SHORT EXERCISE => Write the entries out again exactly as they stand, but without the pictures.

Records from a data source:
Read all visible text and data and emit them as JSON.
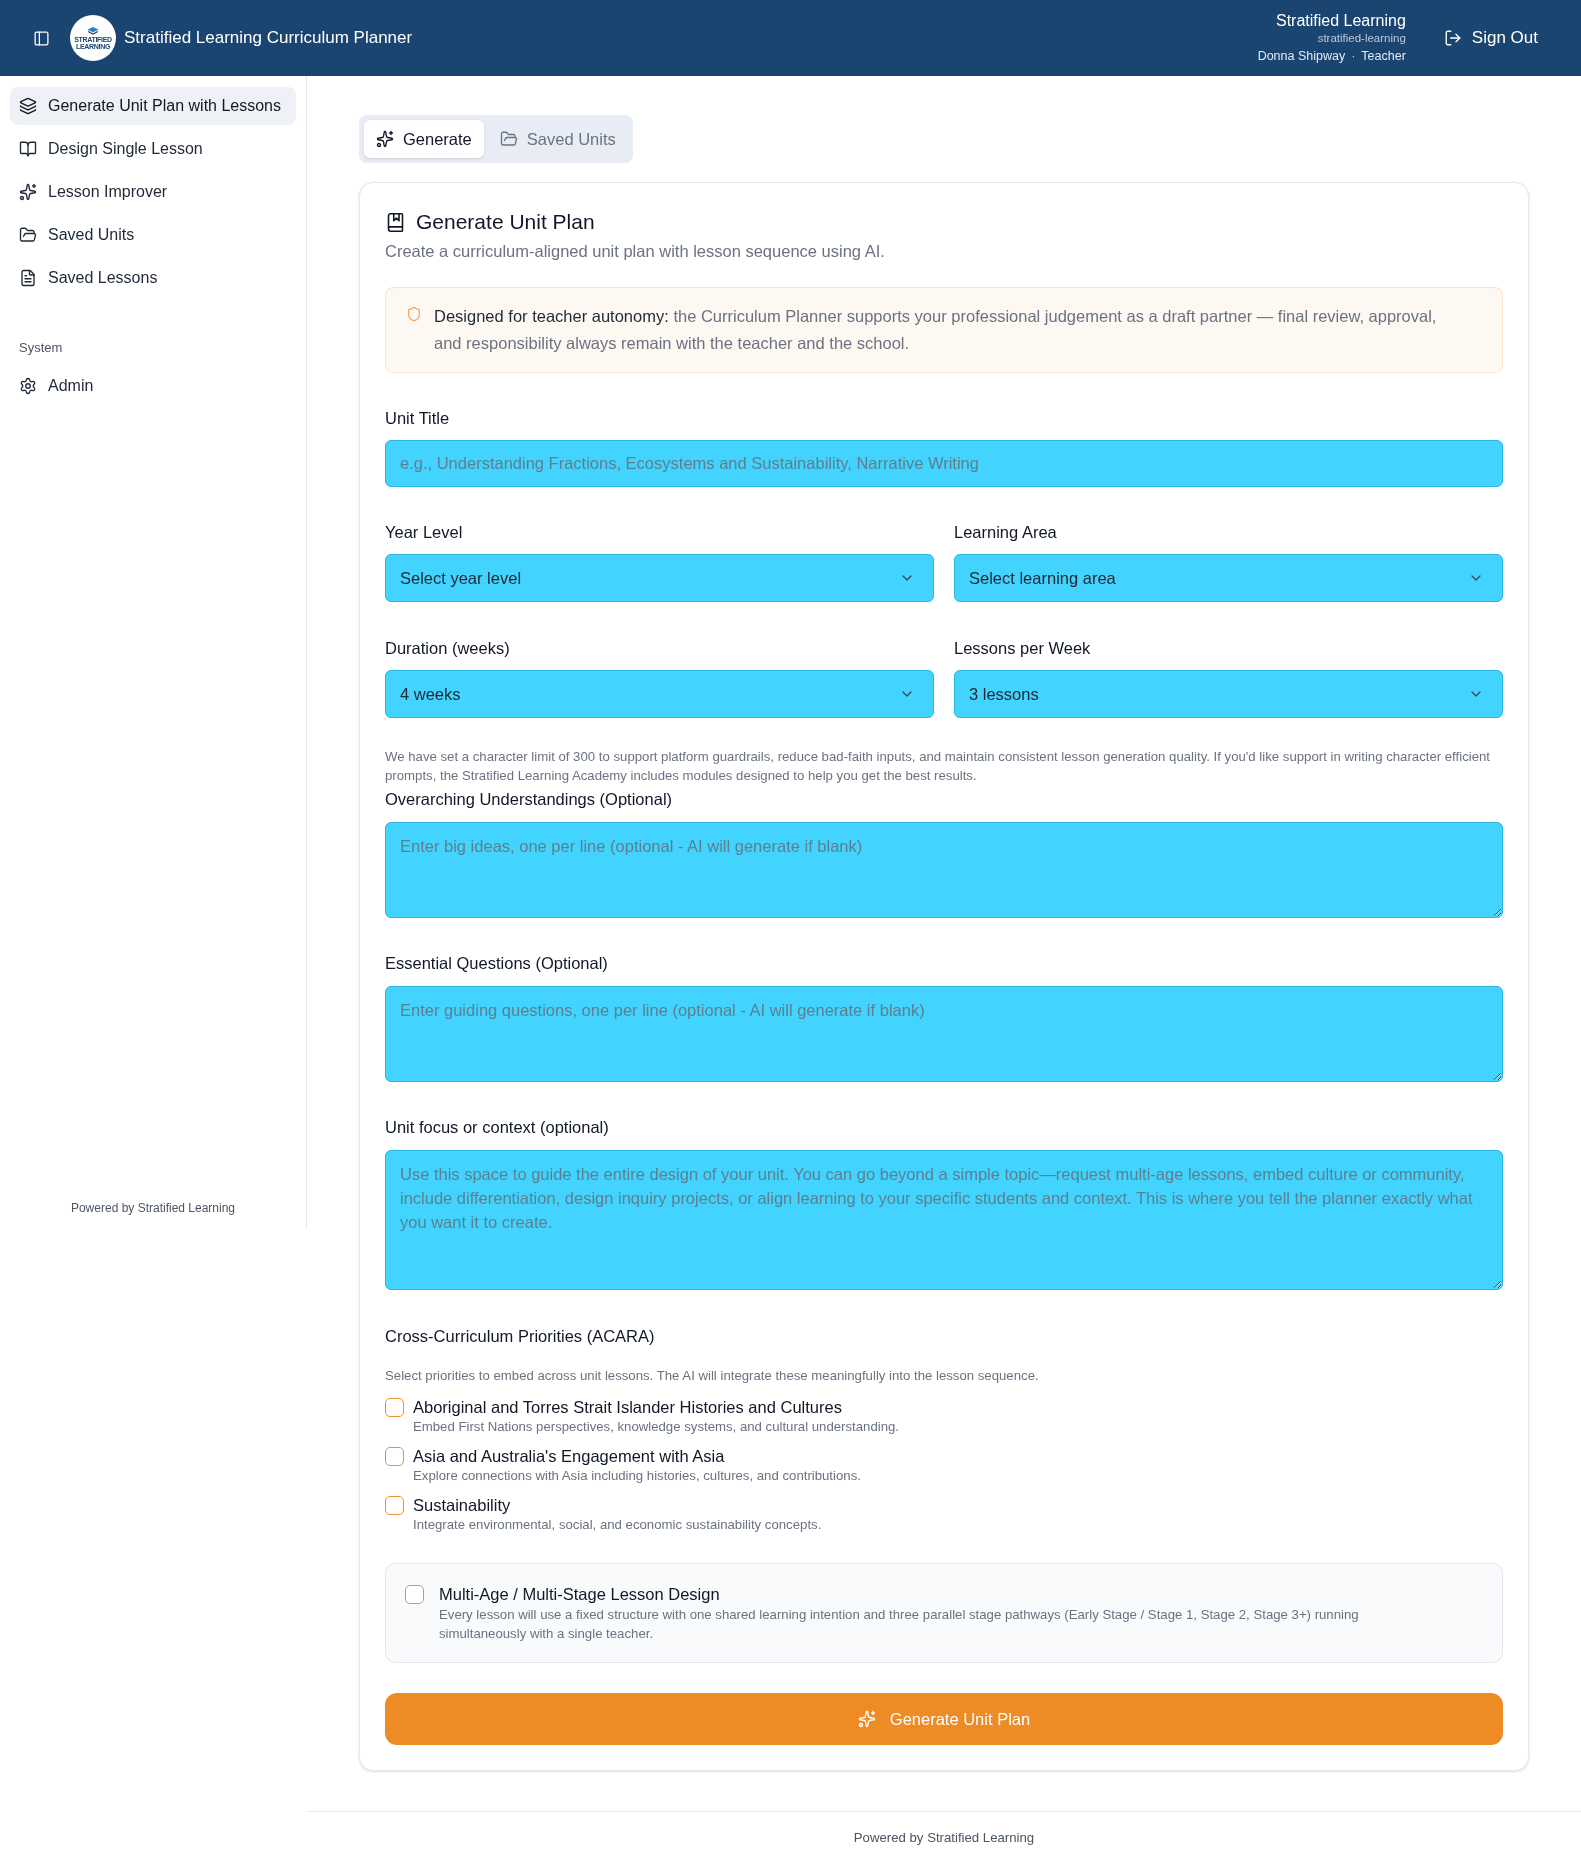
{
  "header": {
    "app_title": "Stratified Learning Curriculum Planner",
    "logo_text": [
      "STRATIFIED",
      "LEARNING"
    ],
    "org_name": "Stratified Learning",
    "org_slug": "stratified-learning",
    "user_name": "Donna Shipway",
    "separator": "·",
    "role": "Teacher",
    "sign_out": "Sign Out"
  },
  "sidebar": {
    "items": [
      {
        "label": "Generate Unit Plan with Lessons",
        "selected": true
      },
      {
        "label": "Design Single Lesson",
        "selected": false
      },
      {
        "label": "Lesson Improver",
        "selected": false
      },
      {
        "label": "Saved Units",
        "selected": false
      },
      {
        "label": "Saved Lessons",
        "selected": false
      }
    ],
    "section": {
      "heading": "System",
      "items": [
        {
          "label": "Admin",
          "selected": false
        }
      ]
    },
    "footer": "Powered by Stratified Learning"
  },
  "tabs": [
    {
      "label": "Generate",
      "selected": true
    },
    {
      "label": "Saved Units",
      "selected": false
    }
  ],
  "card": {
    "title": "Generate Unit Plan",
    "subtitle": "Create a curriculum-aligned unit plan with lesson sequence using AI.",
    "notice": {
      "lead": "Designed for teacher autonomy:",
      "text": "the Curriculum Planner supports your professional judgement as a draft partner — final review, approval, and responsibility always remain with the teacher and the school."
    },
    "unit_title": {
      "label": "Unit Title",
      "placeholder": "e.g., Understanding Fractions, Ecosystems and Sustainability, Narrative Writing"
    },
    "selects": [
      {
        "label": "Year Level",
        "value": "Select year level"
      },
      {
        "label": "Learning Area",
        "value": "Select learning area"
      },
      {
        "label": "Duration (weeks)",
        "value": "4 weeks"
      },
      {
        "label": "Lessons per Week",
        "value": "3 lessons"
      }
    ],
    "char_limit_note": "We have set a character limit of 300 to support platform guardrails, reduce bad-faith inputs, and maintain consistent lesson generation quality. If you'd like support in writing character efficient prompts, the Stratified Learning Academy includes modules designed to help you get the best results.",
    "textareas": [
      {
        "label": "Overarching Understandings (Optional)",
        "placeholder": "Enter big ideas, one per line (optional - AI will generate if blank)"
      },
      {
        "label": "Essential Questions (Optional)",
        "placeholder": "Enter guiding questions, one per line (optional - AI will generate if blank)"
      },
      {
        "label": "Unit focus or context (optional)",
        "placeholder": "Use this space to guide the entire design of your unit. You can go beyond a simple topic—request multi-age lessons, embed culture or community, include differentiation, design inquiry projects, or align learning to your specific students and context. This is where you tell the planner exactly what you want it to create."
      }
    ],
    "priorities": {
      "heading": "Cross-Curriculum Priorities (ACARA)",
      "description": "Select priorities to embed across unit lessons. The AI will integrate these meaningfully into the lesson sequence.",
      "items": [
        {
          "label": "Aboriginal and Torres Strait Islander Histories and Cultures",
          "description": "Embed First Nations perspectives, knowledge systems, and cultural understanding.",
          "checked": false
        },
        {
          "label": "Asia and Australia's Engagement with Asia",
          "description": "Explore connections with Asia including histories, cultures, and contributions.",
          "checked": false
        },
        {
          "label": "Sustainability",
          "description": "Integrate environmental, social, and economic sustainability concepts.",
          "checked": false
        }
      ]
    },
    "multi_age": {
      "label": "Multi-Age / Multi-Stage Lesson Design",
      "description": "Every lesson will use a fixed structure with one shared learning intention and three parallel stage pathways (Early Stage / Stage 1, Stage 2, Stage 3+) running simultaneously with a single teacher.",
      "checked": false
    },
    "generate_button": "Generate Unit Plan"
  },
  "footer": "Powered by Stratified Learning"
}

WRITTEN RESPONSE =>
Read all visible text and data and emit them as JSON.
{
  "header": {
    "app_title": "Stratified Learning Curriculum Planner",
    "logo_text": [
      "STRATIFIED",
      "LEARNING"
    ],
    "org_name": "Stratified Learning",
    "org_slug": "stratified-learning",
    "user_name": "Donna Shipway",
    "separator": "·",
    "role": "Teacher",
    "sign_out": "Sign Out"
  },
  "sidebar": {
    "items": [
      {
        "label": "Generate Unit Plan with Lessons",
        "selected": true
      },
      {
        "label": "Design Single Lesson",
        "selected": false
      },
      {
        "label": "Lesson Improver",
        "selected": false
      },
      {
        "label": "Saved Units",
        "selected": false
      },
      {
        "label": "Saved Lessons",
        "selected": false
      }
    ],
    "section": {
      "heading": "System",
      "items": [
        {
          "label": "Admin",
          "selected": false
        }
      ]
    },
    "footer": "Powered by Stratified Learning"
  },
  "tabs": [
    {
      "label": "Generate",
      "selected": true
    },
    {
      "label": "Saved Units",
      "selected": false
    }
  ],
  "card": {
    "title": "Generate Unit Plan",
    "subtitle": "Create a curriculum-aligned unit plan with lesson sequence using AI.",
    "notice": {
      "lead": "Designed for teacher autonomy:",
      "text": "the Curriculum Planner supports your professional judgement as a draft partner — final review, approval, and responsibility always remain with the teacher and the school."
    },
    "unit_title": {
      "label": "Unit Title",
      "placeholder": "e.g., Understanding Fractions, Ecosystems and Sustainability, Narrative Writing"
    },
    "selects": [
      {
        "label": "Year Level",
        "value": "Select year level"
      },
      {
        "label": "Learning Area",
        "value": "Select learning area"
      },
      {
        "label": "Duration (weeks)",
        "value": "4 weeks"
      },
      {
        "label": "Lessons per Week",
        "value": "3 lessons"
      }
    ],
    "char_limit_note": "We have set a character limit of 300 to support platform guardrails, reduce bad-faith inputs, and maintain consistent lesson generation quality. If you'd like support in writing character efficient prompts, the Stratified Learning Academy includes modules designed to help you get the best results.",
    "textareas": [
      {
        "label": "Overarching Understandings (Optional)",
        "placeholder": "Enter big ideas, one per line (optional - AI will generate if blank)"
      },
      {
        "label": "Essential Questions (Optional)",
        "placeholder": "Enter guiding questions, one per line (optional - AI will generate if blank)"
      },
      {
        "label": "Unit focus or context (optional)",
        "placeholder": "Use this space to guide the entire design of your unit. You can go beyond a simple topic—request multi-age lessons, embed culture or community, include differentiation, design inquiry projects, or align learning to your specific students and context. This is where you tell the planner exactly what you want it to create."
      }
    ],
    "priorities": {
      "heading": "Cross-Curriculum Priorities (ACARA)",
      "description": "Select priorities to embed across unit lessons. The AI will integrate these meaningfully into the lesson sequence.",
      "items": [
        {
          "label": "Aboriginal and Torres Strait Islander Histories and Cultures",
          "description": "Embed First Nations perspectives, knowledge systems, and cultural understanding.",
          "checked": false
        },
        {
          "label": "Asia and Australia's Engagement with Asia",
          "description": "Explore connections with Asia including histories, cultures, and contributions.",
          "checked": false
        },
        {
          "label": "Sustainability",
          "description": "Integrate environmental, social, and economic sustainability concepts.",
          "checked": false
        }
      ]
    },
    "multi_age": {
      "label": "Multi-Age / Multi-Stage Lesson Design",
      "description": "Every lesson will use a fixed structure with one shared learning intention and three parallel stage pathways (Early Stage / Stage 1, Stage 2, Stage 3+) running simultaneously with a single teacher.",
      "checked": false
    },
    "generate_button": "Generate Unit Plan"
  },
  "footer": "Powered by Stratified Learning"
}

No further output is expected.